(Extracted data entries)
— Begin —
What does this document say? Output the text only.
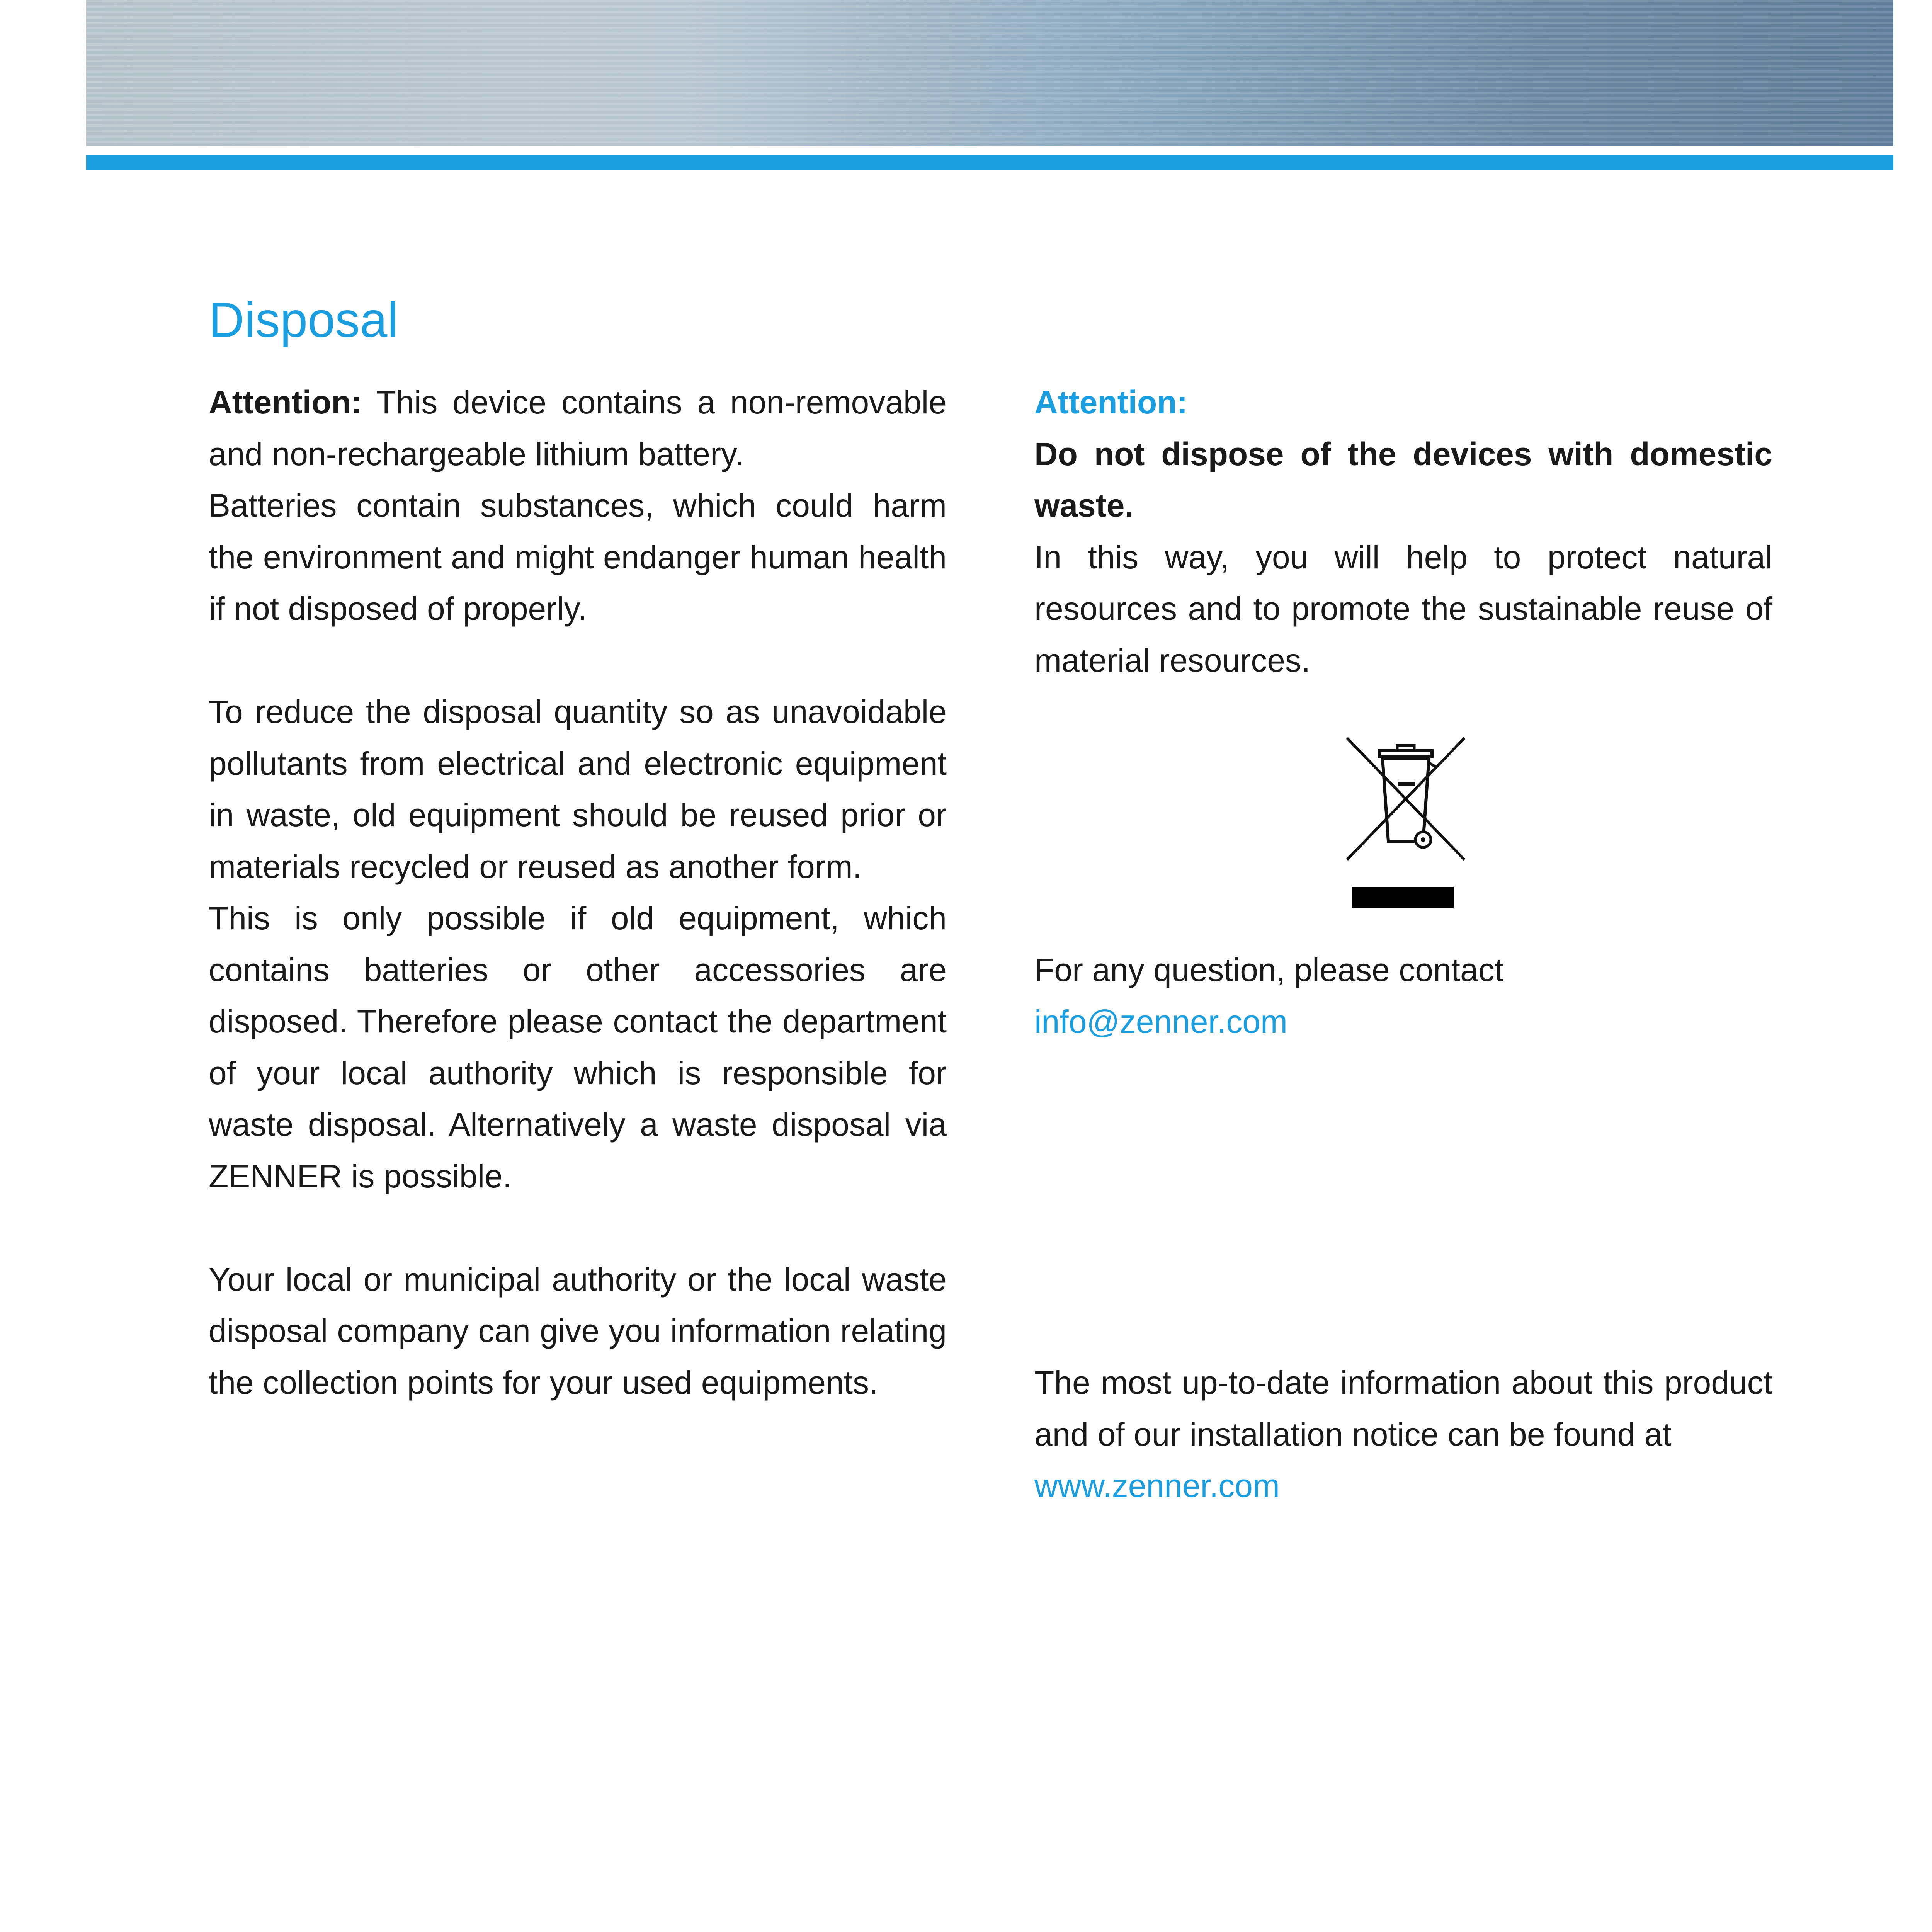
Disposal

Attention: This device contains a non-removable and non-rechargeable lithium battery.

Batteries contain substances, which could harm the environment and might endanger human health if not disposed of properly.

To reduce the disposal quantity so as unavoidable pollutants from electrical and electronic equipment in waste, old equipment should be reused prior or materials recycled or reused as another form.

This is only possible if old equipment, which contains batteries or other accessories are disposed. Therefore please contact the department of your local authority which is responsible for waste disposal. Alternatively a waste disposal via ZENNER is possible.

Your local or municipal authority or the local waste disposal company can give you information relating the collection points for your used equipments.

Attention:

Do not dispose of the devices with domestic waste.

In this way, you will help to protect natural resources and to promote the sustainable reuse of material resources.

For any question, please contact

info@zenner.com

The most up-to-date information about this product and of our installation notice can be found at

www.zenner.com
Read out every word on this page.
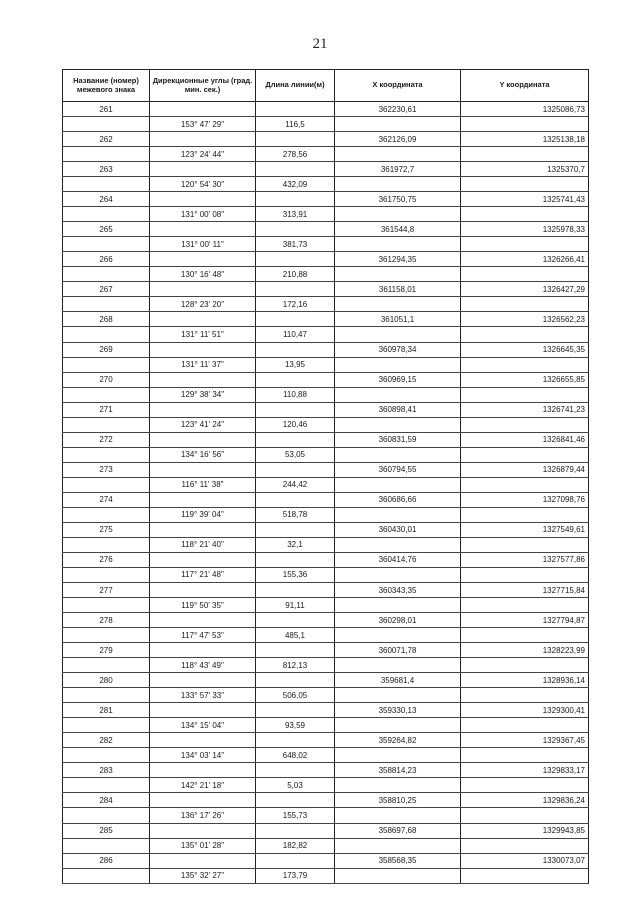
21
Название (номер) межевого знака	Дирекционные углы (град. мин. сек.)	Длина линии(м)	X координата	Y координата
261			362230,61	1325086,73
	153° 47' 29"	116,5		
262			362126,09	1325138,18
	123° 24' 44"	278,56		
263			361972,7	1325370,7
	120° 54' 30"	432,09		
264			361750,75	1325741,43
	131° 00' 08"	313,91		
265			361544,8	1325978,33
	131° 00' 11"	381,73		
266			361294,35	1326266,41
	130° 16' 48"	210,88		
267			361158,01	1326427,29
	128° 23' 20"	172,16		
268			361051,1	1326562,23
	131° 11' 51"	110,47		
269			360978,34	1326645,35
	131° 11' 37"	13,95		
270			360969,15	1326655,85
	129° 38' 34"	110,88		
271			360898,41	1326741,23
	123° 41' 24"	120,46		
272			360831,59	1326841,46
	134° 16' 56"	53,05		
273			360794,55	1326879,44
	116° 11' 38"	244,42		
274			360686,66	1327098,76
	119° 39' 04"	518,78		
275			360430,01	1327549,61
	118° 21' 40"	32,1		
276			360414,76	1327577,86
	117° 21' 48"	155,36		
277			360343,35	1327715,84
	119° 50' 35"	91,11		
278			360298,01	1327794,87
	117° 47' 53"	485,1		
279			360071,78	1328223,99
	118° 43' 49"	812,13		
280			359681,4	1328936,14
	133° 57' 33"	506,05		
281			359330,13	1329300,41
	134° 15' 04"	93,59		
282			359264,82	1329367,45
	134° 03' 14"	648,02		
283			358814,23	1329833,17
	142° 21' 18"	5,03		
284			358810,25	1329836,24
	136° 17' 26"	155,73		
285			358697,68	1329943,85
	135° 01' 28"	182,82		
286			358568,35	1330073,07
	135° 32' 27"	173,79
— End —
WHAT TO DO:
Which lines hold the string "your"? Copy all of them from the data above.

RESPONSE TO THE TASK:
This is only possible if old equipment, which contains batteries or other accessories are disposed. Therefore please contact the department of your local authority which is responsible for waste disposal. Alternatively a waste disposal via ZENNER is possible.
Your local or municipal authority or the local waste disposal company can give you information relating the collection points for your used equipments.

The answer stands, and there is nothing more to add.